**Problem requirements:**
Your job is to restate each entry word for word.

**Data records:**
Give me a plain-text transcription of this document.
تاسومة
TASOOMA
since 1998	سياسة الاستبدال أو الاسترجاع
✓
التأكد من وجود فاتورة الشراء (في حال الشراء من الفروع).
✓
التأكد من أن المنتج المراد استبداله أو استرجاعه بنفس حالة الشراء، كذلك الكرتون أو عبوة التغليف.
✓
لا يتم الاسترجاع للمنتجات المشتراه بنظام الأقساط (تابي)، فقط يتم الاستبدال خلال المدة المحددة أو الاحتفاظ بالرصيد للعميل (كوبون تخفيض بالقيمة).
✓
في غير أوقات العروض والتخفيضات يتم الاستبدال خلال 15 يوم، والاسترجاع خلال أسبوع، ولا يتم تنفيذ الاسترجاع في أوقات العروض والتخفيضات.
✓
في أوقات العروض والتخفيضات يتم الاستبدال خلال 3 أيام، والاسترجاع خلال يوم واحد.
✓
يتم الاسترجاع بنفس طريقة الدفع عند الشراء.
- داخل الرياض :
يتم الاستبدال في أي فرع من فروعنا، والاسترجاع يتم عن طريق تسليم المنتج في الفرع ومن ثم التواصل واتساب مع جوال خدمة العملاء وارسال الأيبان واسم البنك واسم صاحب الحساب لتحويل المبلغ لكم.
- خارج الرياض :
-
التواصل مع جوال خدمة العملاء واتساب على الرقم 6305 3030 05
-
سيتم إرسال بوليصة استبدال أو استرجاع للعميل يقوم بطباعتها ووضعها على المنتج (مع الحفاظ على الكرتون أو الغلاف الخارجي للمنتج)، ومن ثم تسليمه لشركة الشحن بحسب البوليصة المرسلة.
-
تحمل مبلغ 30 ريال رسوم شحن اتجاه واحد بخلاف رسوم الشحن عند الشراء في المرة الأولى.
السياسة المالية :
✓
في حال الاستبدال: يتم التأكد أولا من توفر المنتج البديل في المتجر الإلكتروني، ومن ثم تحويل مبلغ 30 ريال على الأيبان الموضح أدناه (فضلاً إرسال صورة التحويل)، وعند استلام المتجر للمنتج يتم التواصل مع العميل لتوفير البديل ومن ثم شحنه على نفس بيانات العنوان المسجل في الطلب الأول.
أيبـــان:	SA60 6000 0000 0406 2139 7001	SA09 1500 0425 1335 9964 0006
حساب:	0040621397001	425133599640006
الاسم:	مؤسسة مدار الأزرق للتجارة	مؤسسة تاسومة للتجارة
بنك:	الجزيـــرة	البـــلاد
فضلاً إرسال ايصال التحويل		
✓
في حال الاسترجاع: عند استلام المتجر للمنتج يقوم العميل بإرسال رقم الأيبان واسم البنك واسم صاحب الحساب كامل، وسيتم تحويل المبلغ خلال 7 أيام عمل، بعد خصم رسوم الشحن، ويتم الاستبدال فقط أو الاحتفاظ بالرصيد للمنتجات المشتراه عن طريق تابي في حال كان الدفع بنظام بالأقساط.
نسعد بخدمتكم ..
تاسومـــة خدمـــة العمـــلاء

**Final answer:**
Give me a plain-text transcription of this document.
تاسومة
TASOOMA
since 1998	سياسة الاستبدال أو الاسترجاع
✓
التأكد من وجود فاتورة الشراء (في حال الشراء من الفروع).
✓
التأكد من أن المنتج المراد استبداله أو استرجاعه بنفس حالة الشراء، كذلك الكرتون أو عبوة التغليف.
✓
لا يتم الاسترجاع للمنتجات المشتراه بنظام الأقساط (تابي)، فقط يتم الاستبدال خلال المدة المحددة أو الاحتفاظ بالرصيد للعميل (كوبون تخفيض بالقيمة).
✓
في غير أوقات العروض والتخفيضات يتم الاستبدال خلال 15 يوم، والاسترجاع خلال أسبوع، ولا يتم تنفيذ الاسترجاع في أوقات العروض والتخفيضات.
✓
في أوقات العروض والتخفيضات يتم الاستبدال خلال 3 أيام، والاسترجاع خلال يوم واحد.
✓
يتم الاسترجاع بنفس طريقة الدفع عند الشراء.
- داخل الرياض :
يتم الاستبدال في أي فرع من فروعنا، والاسترجاع يتم عن طريق تسليم المنتج في الفرع ومن ثم التواصل واتساب مع جوال خدمة العملاء وارسال الأيبان واسم البنك واسم صاحب الحساب لتحويل المبلغ لكم.
- خارج الرياض :
-
التواصل مع جوال خدمة العملاء واتساب على الرقم 6305 3030 05
-
سيتم إرسال بوليصة استبدال أو استرجاع للعميل يقوم بطباعتها ووضعها على المنتج (مع الحفاظ على الكرتون أو الغلاف الخارجي للمنتج)، ومن ثم تسليمه لشركة الشحن بحسب البوليصة المرسلة.
-
تحمل مبلغ 30 ريال رسوم شحن اتجاه واحد بخلاف رسوم الشحن عند الشراء في المرة الأولى.
السياسة المالية :
✓
في حال الاستبدال: يتم التأكد أولا من توفر المنتج البديل في المتجر الإلكتروني، ومن ثم تحويل مبلغ 30 ريال على الأيبان الموضح أدناه (فضلاً إرسال صورة التحويل)، وعند استلام المتجر للمنتج يتم التواصل مع العميل لتوفير البديل ومن ثم شحنه على نفس بيانات العنوان المسجل في الطلب الأول.
أيبـــان:	SA60 6000 0000 0406 2139 7001	SA09 1500 0425 1335 9964 0006
حساب:	0040621397001	425133599640006
الاسم:	مؤسسة مدار الأزرق للتجارة	مؤسسة تاسومة للتجارة
بنك:	الجزيـــرة	البـــلاد
فضلاً إرسال ايصال التحويل		
✓
في حال الاسترجاع: عند استلام المتجر للمنتج يقوم العميل بإرسال رقم الأيبان واسم البنك واسم صاحب الحساب كامل، وسيتم تحويل المبلغ خلال 7 أيام عمل، بعد خصم رسوم الشحن، ويتم الاستبدال فقط أو الاحتفاظ بالرصيد للمنتجات المشتراه عن طريق تابي في حال كان الدفع بنظام بالأقساط.
نسعد بخدمتكم ..
تاسومـــة خدمـــة العمـــلاء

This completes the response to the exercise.